— Problem details —
Copy every entry exactly.

# Start of Source data

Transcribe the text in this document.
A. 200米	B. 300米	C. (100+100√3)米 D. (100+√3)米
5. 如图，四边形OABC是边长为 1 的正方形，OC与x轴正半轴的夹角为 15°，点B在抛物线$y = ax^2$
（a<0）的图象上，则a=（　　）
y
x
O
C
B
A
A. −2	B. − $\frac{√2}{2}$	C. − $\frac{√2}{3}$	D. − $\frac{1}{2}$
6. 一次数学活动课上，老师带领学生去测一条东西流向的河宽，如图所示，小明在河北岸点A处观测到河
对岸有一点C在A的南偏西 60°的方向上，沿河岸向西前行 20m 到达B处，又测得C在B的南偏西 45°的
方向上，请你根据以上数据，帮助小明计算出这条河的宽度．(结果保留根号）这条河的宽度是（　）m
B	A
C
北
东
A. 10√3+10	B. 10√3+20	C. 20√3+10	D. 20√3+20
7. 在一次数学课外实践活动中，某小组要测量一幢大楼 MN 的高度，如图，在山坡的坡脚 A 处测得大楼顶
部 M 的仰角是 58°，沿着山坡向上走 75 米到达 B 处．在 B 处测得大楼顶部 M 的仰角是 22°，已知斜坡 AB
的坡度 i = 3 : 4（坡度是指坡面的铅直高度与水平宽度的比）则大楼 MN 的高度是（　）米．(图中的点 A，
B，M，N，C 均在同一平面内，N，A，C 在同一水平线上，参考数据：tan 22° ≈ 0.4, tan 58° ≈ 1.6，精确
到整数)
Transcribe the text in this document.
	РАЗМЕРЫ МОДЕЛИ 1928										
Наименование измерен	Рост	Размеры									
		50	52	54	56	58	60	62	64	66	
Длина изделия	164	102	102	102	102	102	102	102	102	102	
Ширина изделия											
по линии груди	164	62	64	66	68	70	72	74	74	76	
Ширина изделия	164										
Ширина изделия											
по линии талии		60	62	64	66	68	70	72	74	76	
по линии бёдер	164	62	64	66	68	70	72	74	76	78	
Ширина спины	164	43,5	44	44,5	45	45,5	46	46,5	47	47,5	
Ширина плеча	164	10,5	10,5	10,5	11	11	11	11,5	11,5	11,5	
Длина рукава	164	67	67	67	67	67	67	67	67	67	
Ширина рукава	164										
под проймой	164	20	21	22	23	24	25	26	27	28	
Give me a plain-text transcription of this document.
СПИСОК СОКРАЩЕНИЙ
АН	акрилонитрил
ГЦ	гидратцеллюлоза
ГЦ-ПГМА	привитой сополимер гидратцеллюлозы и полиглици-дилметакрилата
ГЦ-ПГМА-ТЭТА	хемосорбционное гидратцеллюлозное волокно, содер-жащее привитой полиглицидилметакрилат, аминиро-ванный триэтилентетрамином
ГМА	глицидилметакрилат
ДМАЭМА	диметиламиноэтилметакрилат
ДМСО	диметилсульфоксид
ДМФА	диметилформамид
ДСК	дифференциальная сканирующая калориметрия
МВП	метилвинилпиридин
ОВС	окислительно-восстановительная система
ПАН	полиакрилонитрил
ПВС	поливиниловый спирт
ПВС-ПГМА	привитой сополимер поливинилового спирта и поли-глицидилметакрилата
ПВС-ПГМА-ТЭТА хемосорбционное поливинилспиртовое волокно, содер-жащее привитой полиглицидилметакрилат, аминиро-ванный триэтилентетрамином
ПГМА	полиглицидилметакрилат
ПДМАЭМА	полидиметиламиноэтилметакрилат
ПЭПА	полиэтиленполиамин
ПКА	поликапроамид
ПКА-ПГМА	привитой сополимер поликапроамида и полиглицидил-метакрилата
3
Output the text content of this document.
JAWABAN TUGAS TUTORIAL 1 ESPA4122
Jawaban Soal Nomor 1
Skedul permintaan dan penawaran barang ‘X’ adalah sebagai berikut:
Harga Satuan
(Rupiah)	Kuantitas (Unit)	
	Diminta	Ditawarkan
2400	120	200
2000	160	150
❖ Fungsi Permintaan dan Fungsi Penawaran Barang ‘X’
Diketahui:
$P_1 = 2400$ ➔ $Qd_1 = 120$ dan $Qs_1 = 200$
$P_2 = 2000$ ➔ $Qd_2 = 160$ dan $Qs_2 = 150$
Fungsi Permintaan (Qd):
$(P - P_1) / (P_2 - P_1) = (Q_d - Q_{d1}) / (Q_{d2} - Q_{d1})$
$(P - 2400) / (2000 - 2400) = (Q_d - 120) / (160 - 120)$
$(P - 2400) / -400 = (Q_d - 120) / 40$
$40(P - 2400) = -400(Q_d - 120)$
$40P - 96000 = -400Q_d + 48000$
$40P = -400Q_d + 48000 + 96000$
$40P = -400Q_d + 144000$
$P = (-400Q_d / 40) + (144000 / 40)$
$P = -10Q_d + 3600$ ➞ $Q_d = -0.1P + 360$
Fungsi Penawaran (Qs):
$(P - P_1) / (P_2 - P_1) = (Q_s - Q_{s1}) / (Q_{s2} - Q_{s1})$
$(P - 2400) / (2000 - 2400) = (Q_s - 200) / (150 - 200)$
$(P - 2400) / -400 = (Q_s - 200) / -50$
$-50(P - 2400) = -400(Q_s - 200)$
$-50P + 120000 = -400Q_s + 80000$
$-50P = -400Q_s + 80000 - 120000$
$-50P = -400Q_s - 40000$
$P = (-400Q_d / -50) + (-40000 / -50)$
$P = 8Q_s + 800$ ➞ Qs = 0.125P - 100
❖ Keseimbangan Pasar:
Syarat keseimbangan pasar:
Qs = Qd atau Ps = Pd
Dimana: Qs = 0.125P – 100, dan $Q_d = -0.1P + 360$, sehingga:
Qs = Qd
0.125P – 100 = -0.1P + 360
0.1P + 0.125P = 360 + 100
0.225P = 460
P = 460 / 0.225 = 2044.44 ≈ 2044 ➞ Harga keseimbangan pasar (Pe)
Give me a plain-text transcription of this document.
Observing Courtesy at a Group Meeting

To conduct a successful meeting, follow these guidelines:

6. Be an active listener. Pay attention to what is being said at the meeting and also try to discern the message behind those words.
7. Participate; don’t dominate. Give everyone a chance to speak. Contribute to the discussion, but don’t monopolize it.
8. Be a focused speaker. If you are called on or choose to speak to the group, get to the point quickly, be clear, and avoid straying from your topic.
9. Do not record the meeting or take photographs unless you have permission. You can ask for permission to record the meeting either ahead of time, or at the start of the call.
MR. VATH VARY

# End of Source data

— Reply to the task —
Transcribe the text in this document.
A. 200米	B. 300米	C. (100+100√3)米 D. (100+√3)米
5. 如图，四边形OABC是边长为 1 的正方形，OC与x轴正半轴的夹角为 15°，点B在抛物线$y = ax^2$
（a<0）的图象上，则a=（　　）
y
x
O
C
B
A
A. −2	B. − $\frac{√2}{2}$	C. − $\frac{√2}{3}$	D. − $\frac{1}{2}$
6. 一次数学活动课上，老师带领学生去测一条东西流向的河宽，如图所示，小明在河北岸点A处观测到河
对岸有一点C在A的南偏西 60°的方向上，沿河岸向西前行 20m 到达B处，又测得C在B的南偏西 45°的
方向上，请你根据以上数据，帮助小明计算出这条河的宽度．(结果保留根号）这条河的宽度是（　）m
B	A
C
北
东
A. 10√3+10	B. 10√3+20	C. 20√3+10	D. 20√3+20
7. 在一次数学课外实践活动中，某小组要测量一幢大楼 MN 的高度，如图，在山坡的坡脚 A 处测得大楼顶
部 M 的仰角是 58°，沿着山坡向上走 75 米到达 B 处．在 B 处测得大楼顶部 M 的仰角是 22°，已知斜坡 AB
的坡度 i = 3 : 4（坡度是指坡面的铅直高度与水平宽度的比）则大楼 MN 的高度是（　）米．(图中的点 A，
B，M，N，C 均在同一平面内，N，A，C 在同一水平线上，参考数据：tan 22° ≈ 0.4, tan 58° ≈ 1.6，精确
到整数)
Transcribe the text in this document.
	РАЗМЕРЫ МОДЕЛИ 1928										
Наименование измерен	Рост	Размеры									
		50	52	54	56	58	60	62	64	66	
Длина изделия	164	102	102	102	102	102	102	102	102	102	
Ширина изделия											
по линии груди	164	62	64	66	68	70	72	74	74	76	
Ширина изделия	164										
Ширина изделия											
по линии талии		60	62	64	66	68	70	72	74	76	
по линии бёдер	164	62	64	66	68	70	72	74	76	78	
Ширина спины	164	43,5	44	44,5	45	45,5	46	46,5	47	47,5	
Ширина плеча	164	10,5	10,5	10,5	11	11	11	11,5	11,5	11,5	
Длина рукава	164	67	67	67	67	67	67	67	67	67	
Ширина рукава	164										
под проймой	164	20	21	22	23	24	25	26	27	28	
Give me a plain-text transcription of this document.
СПИСОК СОКРАЩЕНИЙ
АН	акрилонитрил
ГЦ	гидратцеллюлоза
ГЦ-ПГМА	привитой сополимер гидратцеллюлозы и полиглици-дилметакрилата
ГЦ-ПГМА-ТЭТА	хемосорбционное гидратцеллюлозное волокно, содер-жащее привитой полиглицидилметакрилат, аминиро-ванный триэтилентетрамином
ГМА	глицидилметакрилат
ДМАЭМА	диметиламиноэтилметакрилат
ДМСО	диметилсульфоксид
ДМФА	диметилформамид
ДСК	дифференциальная сканирующая калориметрия
МВП	метилвинилпиридин
ОВС	окислительно-восстановительная система
ПАН	полиакрилонитрил
ПВС	поливиниловый спирт
ПВС-ПГМА	привитой сополимер поливинилового спирта и поли-глицидилметакрилата
ПВС-ПГМА-ТЭТА хемосорбционное поливинилспиртовое волокно, содер-жащее привитой полиглицидилметакрилат, аминиро-ванный триэтилентетрамином
ПГМА	полиглицидилметакрилат
ПДМАЭМА	полидиметиламиноэтилметакрилат
ПЭПА	полиэтиленполиамин
ПКА	поликапроамид
ПКА-ПГМА	привитой сополимер поликапроамида и полиглицидил-метакрилата
3
Output the text content of this document.
JAWABAN TUGAS TUTORIAL 1 ESPA4122
Jawaban Soal Nomor 1
Skedul permintaan dan penawaran barang ‘X’ adalah sebagai berikut:
Harga Satuan
(Rupiah)	Kuantitas (Unit)	
	Diminta	Ditawarkan
2400	120	200
2000	160	150
❖ Fungsi Permintaan dan Fungsi Penawaran Barang ‘X’
Diketahui:
$P_1 = 2400$ ➔ $Qd_1 = 120$ dan $Qs_1 = 200$
$P_2 = 2000$ ➔ $Qd_2 = 160$ dan $Qs_2 = 150$
Fungsi Permintaan (Qd):
$(P - P_1) / (P_2 - P_1) = (Q_d - Q_{d1}) / (Q_{d2} - Q_{d1})$
$(P - 2400) / (2000 - 2400) = (Q_d - 120) / (160 - 120)$
$(P - 2400) / -400 = (Q_d - 120) / 40$
$40(P - 2400) = -400(Q_d - 120)$
$40P - 96000 = -400Q_d + 48000$
$40P = -400Q_d + 48000 + 96000$
$40P = -400Q_d + 144000$
$P = (-400Q_d / 40) + (144000 / 40)$
$P = -10Q_d + 3600$ ➞ $Q_d = -0.1P + 360$
Fungsi Penawaran (Qs):
$(P - P_1) / (P_2 - P_1) = (Q_s - Q_{s1}) / (Q_{s2} - Q_{s1})$
$(P - 2400) / (2000 - 2400) = (Q_s - 200) / (150 - 200)$
$(P - 2400) / -400 = (Q_s - 200) / -50$
$-50(P - 2400) = -400(Q_s - 200)$
$-50P + 120000 = -400Q_s + 80000$
$-50P = -400Q_s + 80000 - 120000$
$-50P = -400Q_s - 40000$
$P = (-400Q_d / -50) + (-40000 / -50)$
$P = 8Q_s + 800$ ➞ Qs = 0.125P - 100
❖ Keseimbangan Pasar:
Syarat keseimbangan pasar:
Qs = Qd atau Ps = Pd
Dimana: Qs = 0.125P – 100, dan $Q_d = -0.1P + 360$, sehingga:
Qs = Qd
0.125P – 100 = -0.1P + 360
0.1P + 0.125P = 360 + 100
0.225P = 460
P = 460 / 0.225 = 2044.44 ≈ 2044 ➞ Harga keseimbangan pasar (Pe)
Give me a plain-text transcription of this document.
Observing Courtesy at a Group Meeting

To conduct a successful meeting, follow these guidelines:

6. Be an active listener. Pay attention to what is being said at the meeting and also try to discern the message behind those words.
7. Participate; don’t dominate. Give everyone a chance to speak. Contribute to the discussion, but don’t monopolize it.
8. Be a focused speaker. If you are called on or choose to speak to the group, get to the point quickly, be clear, and avoid straying from your topic.
9. Do not record the meeting or take photographs unless you have permission. You can ask for permission to record the meeting either ahead of time, or at the start of the call.
MR. VATH VARY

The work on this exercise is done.